WHAT YOU ARE ASKED TO DO – Identify the lines that contain the string "screenshot", then copy each of them.

**** MATERIALS PROVIDED

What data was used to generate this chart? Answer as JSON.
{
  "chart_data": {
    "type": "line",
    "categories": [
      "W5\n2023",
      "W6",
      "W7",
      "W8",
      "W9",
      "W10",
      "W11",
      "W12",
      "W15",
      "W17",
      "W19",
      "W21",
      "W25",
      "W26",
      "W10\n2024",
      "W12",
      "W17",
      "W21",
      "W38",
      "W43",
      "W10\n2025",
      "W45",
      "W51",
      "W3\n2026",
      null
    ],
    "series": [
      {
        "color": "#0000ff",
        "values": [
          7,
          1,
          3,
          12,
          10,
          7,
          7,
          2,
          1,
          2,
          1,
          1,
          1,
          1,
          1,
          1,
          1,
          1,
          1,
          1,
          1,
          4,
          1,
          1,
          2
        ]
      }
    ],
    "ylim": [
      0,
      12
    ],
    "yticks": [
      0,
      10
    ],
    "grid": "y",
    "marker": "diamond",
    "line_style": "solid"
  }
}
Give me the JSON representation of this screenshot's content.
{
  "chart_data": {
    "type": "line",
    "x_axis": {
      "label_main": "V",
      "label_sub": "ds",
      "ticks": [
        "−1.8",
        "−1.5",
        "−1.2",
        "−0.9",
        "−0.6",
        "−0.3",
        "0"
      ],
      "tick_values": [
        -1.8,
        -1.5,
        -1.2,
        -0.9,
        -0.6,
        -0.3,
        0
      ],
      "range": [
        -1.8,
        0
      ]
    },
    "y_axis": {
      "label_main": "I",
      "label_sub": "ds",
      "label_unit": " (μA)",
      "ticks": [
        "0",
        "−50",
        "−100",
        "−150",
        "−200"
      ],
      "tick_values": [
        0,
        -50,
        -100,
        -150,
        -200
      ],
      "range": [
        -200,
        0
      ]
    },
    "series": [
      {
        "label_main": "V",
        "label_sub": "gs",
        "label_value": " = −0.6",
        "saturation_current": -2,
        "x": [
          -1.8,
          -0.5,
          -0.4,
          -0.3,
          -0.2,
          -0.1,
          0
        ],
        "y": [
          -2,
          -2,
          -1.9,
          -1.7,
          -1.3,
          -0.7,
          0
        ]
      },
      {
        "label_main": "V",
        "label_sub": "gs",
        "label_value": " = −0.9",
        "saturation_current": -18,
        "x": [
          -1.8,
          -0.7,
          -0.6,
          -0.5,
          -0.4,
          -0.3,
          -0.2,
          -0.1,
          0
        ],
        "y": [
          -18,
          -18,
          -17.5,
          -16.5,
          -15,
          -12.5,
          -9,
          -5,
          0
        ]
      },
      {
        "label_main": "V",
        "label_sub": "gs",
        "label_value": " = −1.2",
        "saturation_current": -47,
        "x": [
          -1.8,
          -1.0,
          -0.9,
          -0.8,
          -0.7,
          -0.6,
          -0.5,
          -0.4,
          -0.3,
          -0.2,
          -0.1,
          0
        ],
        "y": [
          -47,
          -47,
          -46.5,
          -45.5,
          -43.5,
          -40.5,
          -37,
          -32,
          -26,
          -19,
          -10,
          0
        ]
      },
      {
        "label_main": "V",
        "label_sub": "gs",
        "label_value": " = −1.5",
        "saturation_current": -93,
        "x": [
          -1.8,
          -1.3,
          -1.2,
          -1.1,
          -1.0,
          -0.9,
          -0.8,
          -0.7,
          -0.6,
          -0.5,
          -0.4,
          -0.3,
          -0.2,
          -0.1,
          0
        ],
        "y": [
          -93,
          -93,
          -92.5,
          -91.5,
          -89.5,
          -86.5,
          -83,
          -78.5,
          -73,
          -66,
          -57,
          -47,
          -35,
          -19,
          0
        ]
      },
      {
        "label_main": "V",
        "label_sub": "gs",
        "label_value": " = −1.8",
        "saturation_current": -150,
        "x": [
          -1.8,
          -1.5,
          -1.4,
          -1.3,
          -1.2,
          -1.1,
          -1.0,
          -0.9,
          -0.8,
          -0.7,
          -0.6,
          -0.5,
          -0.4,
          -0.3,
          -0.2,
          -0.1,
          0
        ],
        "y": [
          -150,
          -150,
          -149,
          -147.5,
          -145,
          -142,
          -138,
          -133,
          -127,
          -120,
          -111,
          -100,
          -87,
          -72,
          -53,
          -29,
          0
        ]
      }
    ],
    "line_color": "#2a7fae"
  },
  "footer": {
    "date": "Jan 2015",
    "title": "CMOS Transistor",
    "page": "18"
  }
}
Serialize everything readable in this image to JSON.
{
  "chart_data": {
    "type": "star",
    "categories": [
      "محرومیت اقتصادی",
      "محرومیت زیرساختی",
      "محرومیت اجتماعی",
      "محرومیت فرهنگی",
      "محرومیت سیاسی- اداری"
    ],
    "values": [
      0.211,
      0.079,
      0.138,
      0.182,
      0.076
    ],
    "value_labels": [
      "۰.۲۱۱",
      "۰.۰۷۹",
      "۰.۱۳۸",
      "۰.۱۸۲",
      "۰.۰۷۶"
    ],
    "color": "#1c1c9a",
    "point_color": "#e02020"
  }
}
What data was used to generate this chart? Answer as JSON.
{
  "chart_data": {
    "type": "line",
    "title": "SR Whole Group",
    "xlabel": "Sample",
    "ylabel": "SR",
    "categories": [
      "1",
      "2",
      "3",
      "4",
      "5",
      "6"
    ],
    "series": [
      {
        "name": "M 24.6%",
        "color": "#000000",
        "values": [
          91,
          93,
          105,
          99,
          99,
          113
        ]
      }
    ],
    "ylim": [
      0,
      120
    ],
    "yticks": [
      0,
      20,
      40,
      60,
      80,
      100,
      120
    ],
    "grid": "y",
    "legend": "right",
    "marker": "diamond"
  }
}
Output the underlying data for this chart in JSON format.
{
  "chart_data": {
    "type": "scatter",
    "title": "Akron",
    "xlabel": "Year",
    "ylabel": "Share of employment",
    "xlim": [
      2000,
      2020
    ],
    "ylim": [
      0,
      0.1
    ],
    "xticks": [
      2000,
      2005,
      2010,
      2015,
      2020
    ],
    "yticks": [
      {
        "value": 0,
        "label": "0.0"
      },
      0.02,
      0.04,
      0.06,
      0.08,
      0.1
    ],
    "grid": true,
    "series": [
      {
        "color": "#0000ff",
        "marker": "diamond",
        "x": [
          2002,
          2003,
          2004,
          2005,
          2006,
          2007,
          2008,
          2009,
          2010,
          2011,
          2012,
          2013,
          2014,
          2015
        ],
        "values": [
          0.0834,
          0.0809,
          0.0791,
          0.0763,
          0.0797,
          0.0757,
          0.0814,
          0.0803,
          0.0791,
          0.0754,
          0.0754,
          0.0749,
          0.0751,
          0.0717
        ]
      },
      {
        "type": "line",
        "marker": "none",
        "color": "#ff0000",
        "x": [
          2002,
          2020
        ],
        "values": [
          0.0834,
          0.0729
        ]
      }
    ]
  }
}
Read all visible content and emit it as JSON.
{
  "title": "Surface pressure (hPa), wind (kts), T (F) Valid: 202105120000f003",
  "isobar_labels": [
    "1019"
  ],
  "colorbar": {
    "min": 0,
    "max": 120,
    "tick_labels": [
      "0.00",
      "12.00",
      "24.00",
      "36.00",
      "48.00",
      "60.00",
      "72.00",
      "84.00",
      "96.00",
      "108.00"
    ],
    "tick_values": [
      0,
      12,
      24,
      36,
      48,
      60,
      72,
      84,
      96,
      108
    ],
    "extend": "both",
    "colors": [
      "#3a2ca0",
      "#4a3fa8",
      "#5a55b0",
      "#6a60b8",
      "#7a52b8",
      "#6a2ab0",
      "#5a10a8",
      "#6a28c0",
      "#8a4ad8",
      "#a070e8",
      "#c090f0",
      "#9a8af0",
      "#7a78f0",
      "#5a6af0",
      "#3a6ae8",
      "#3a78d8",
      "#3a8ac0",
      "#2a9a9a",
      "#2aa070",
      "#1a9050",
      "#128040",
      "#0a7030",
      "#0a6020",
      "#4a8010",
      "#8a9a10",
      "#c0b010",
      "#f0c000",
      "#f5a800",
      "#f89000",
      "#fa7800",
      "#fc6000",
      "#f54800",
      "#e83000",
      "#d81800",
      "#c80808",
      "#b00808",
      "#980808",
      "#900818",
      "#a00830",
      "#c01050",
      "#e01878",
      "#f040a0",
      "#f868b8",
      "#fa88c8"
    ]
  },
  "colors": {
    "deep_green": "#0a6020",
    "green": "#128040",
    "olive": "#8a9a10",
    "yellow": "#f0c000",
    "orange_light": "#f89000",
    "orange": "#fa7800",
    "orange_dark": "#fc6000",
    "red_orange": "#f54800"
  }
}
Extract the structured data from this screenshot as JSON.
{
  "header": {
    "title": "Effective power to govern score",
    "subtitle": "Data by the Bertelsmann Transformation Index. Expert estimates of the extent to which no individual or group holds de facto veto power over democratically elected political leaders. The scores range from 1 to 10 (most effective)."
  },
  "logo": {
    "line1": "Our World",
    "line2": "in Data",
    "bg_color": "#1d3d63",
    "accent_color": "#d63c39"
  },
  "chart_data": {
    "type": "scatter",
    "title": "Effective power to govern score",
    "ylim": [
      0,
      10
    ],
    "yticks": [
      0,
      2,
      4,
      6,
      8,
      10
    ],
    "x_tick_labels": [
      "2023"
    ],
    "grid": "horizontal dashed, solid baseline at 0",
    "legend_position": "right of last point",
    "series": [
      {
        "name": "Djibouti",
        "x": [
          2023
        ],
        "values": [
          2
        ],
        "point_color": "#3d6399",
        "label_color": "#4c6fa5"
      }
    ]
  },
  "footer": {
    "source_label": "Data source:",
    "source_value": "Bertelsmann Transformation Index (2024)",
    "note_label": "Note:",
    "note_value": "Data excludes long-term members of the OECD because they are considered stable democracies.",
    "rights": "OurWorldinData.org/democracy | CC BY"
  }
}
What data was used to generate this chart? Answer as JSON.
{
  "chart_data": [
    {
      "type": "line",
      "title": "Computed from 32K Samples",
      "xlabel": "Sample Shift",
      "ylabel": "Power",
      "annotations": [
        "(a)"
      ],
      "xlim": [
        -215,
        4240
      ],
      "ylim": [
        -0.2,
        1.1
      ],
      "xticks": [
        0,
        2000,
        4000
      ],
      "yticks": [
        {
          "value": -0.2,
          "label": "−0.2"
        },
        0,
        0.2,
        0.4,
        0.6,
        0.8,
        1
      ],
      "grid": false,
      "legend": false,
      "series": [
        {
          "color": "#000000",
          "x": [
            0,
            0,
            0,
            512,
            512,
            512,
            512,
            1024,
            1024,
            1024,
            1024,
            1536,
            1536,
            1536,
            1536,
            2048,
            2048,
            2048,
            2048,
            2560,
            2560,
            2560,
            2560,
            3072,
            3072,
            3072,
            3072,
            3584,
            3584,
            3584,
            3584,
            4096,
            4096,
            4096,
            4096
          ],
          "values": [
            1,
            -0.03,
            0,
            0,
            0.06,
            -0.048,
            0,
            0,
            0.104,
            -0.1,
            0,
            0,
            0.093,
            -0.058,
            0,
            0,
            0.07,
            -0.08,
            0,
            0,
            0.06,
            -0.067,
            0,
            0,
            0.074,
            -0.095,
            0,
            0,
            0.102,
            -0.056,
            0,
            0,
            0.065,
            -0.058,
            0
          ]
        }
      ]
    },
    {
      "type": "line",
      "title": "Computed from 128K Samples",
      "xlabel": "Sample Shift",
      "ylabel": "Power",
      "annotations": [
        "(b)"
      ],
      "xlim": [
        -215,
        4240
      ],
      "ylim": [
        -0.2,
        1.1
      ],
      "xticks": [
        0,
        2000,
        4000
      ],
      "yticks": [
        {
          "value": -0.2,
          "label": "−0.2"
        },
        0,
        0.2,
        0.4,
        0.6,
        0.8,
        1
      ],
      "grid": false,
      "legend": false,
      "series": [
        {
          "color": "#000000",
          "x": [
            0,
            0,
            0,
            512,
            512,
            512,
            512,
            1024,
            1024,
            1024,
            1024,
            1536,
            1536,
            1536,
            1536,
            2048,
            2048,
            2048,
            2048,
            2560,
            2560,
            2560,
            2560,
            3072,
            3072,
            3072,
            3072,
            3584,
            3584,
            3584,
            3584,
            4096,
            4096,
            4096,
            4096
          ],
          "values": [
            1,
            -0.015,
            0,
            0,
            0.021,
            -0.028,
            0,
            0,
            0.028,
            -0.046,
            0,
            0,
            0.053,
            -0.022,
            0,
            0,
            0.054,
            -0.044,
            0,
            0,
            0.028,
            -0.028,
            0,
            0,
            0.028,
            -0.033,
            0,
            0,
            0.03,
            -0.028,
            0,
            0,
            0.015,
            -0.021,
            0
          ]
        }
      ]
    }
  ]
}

********

WRITTEN RESPONSE –
Give me the JSON representation of this screenshot's content.
Extract the structured data from this screenshot as JSON.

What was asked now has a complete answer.